Print the listing that follows, character for character.

# START OF Listed entries

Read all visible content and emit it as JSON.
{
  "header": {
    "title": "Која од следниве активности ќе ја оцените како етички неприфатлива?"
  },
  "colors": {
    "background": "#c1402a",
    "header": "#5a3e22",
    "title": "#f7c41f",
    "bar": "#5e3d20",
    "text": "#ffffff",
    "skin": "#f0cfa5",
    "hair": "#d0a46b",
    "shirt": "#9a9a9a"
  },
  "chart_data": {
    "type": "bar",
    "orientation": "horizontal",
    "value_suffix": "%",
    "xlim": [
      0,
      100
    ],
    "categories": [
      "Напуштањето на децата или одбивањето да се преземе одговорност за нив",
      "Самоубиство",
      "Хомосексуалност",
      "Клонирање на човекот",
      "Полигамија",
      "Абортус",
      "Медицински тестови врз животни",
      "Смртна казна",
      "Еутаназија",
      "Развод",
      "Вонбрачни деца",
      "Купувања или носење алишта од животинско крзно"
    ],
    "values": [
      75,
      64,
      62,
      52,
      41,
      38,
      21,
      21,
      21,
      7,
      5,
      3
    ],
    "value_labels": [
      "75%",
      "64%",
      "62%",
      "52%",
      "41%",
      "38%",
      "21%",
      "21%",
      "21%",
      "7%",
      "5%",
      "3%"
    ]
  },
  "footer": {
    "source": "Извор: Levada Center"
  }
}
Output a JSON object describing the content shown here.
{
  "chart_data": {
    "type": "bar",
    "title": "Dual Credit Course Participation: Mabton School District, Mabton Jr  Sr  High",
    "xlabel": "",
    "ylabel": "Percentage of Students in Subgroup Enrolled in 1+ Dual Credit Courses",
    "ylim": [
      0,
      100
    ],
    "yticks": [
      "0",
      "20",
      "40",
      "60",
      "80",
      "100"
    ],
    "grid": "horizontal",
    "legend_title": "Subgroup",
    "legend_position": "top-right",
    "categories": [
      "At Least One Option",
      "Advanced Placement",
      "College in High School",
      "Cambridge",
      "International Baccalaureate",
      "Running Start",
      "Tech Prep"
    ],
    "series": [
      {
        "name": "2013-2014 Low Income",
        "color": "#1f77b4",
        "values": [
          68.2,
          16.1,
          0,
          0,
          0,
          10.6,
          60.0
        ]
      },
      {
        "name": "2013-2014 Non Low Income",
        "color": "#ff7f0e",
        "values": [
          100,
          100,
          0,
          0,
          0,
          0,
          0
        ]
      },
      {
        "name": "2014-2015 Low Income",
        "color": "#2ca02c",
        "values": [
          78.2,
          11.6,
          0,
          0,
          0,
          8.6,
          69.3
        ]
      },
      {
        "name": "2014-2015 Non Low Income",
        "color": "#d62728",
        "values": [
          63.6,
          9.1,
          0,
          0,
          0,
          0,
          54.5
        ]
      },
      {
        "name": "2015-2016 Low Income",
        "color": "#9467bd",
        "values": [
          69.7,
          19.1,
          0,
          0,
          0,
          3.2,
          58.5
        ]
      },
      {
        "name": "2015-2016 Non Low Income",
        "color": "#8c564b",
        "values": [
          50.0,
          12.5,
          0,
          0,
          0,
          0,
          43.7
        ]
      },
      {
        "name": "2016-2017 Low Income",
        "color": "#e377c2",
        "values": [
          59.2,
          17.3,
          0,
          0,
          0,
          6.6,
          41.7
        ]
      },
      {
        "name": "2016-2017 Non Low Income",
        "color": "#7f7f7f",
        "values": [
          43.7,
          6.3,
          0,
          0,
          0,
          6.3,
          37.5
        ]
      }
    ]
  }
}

# END OF Listed entries

> **The reply**
Read all visible content and emit it as JSON.
{
  "header": {
    "title": "Која од следниве активности ќе ја оцените како етички неприфатлива?"
  },
  "colors": {
    "background": "#c1402a",
    "header": "#5a3e22",
    "title": "#f7c41f",
    "bar": "#5e3d20",
    "text": "#ffffff",
    "skin": "#f0cfa5",
    "hair": "#d0a46b",
    "shirt": "#9a9a9a"
  },
  "chart_data": {
    "type": "bar",
    "orientation": "horizontal",
    "value_suffix": "%",
    "xlim": [
      0,
      100
    ],
    "categories": [
      "Напуштањето на децата или одбивањето да се преземе одговорност за нив",
      "Самоубиство",
      "Хомосексуалност",
      "Клонирање на човекот",
      "Полигамија",
      "Абортус",
      "Медицински тестови врз животни",
      "Смртна казна",
      "Еутаназија",
      "Развод",
      "Вонбрачни деца",
      "Купувања или носење алишта од животинско крзно"
    ],
    "values": [
      75,
      64,
      62,
      52,
      41,
      38,
      21,
      21,
      21,
      7,
      5,
      3
    ],
    "value_labels": [
      "75%",
      "64%",
      "62%",
      "52%",
      "41%",
      "38%",
      "21%",
      "21%",
      "21%",
      "7%",
      "5%",
      "3%"
    ]
  },
  "footer": {
    "source": "Извор: Levada Center"
  }
}
Output a JSON object describing the content shown here.
{
  "chart_data": {
    "type": "bar",
    "title": "Dual Credit Course Participation: Mabton School District, Mabton Jr  Sr  High",
    "xlabel": "",
    "ylabel": "Percentage of Students in Subgroup Enrolled in 1+ Dual Credit Courses",
    "ylim": [
      0,
      100
    ],
    "yticks": [
      "0",
      "20",
      "40",
      "60",
      "80",
      "100"
    ],
    "grid": "horizontal",
    "legend_title": "Subgroup",
    "legend_position": "top-right",
    "categories": [
      "At Least One Option",
      "Advanced Placement",
      "College in High School",
      "Cambridge",
      "International Baccalaureate",
      "Running Start",
      "Tech Prep"
    ],
    "series": [
      {
        "name": "2013-2014 Low Income",
        "color": "#1f77b4",
        "values": [
          68.2,
          16.1,
          0,
          0,
          0,
          10.6,
          60.0
        ]
      },
      {
        "name": "2013-2014 Non Low Income",
        "color": "#ff7f0e",
        "values": [
          100,
          100,
          0,
          0,
          0,
          0,
          0
        ]
      },
      {
        "name": "2014-2015 Low Income",
        "color": "#2ca02c",
        "values": [
          78.2,
          11.6,
          0,
          0,
          0,
          8.6,
          69.3
        ]
      },
      {
        "name": "2014-2015 Non Low Income",
        "color": "#d62728",
        "values": [
          63.6,
          9.1,
          0,
          0,
          0,
          0,
          54.5
        ]
      },
      {
        "name": "2015-2016 Low Income",
        "color": "#9467bd",
        "values": [
          69.7,
          19.1,
          0,
          0,
          0,
          3.2,
          58.5
        ]
      },
      {
        "name": "2015-2016 Non Low Income",
        "color": "#8c564b",
        "values": [
          50.0,
          12.5,
          0,
          0,
          0,
          0,
          43.7
        ]
      },
      {
        "name": "2016-2017 Low Income",
        "color": "#e377c2",
        "values": [
          59.2,
          17.3,
          0,
          0,
          0,
          6.6,
          41.7
        ]
      },
      {
        "name": "2016-2017 Non Low Income",
        "color": "#7f7f7f",
        "values": [
          43.7,
          6.3,
          0,
          0,
          0,
          6.3,
          37.5
        ]
      }
    ]
  }
}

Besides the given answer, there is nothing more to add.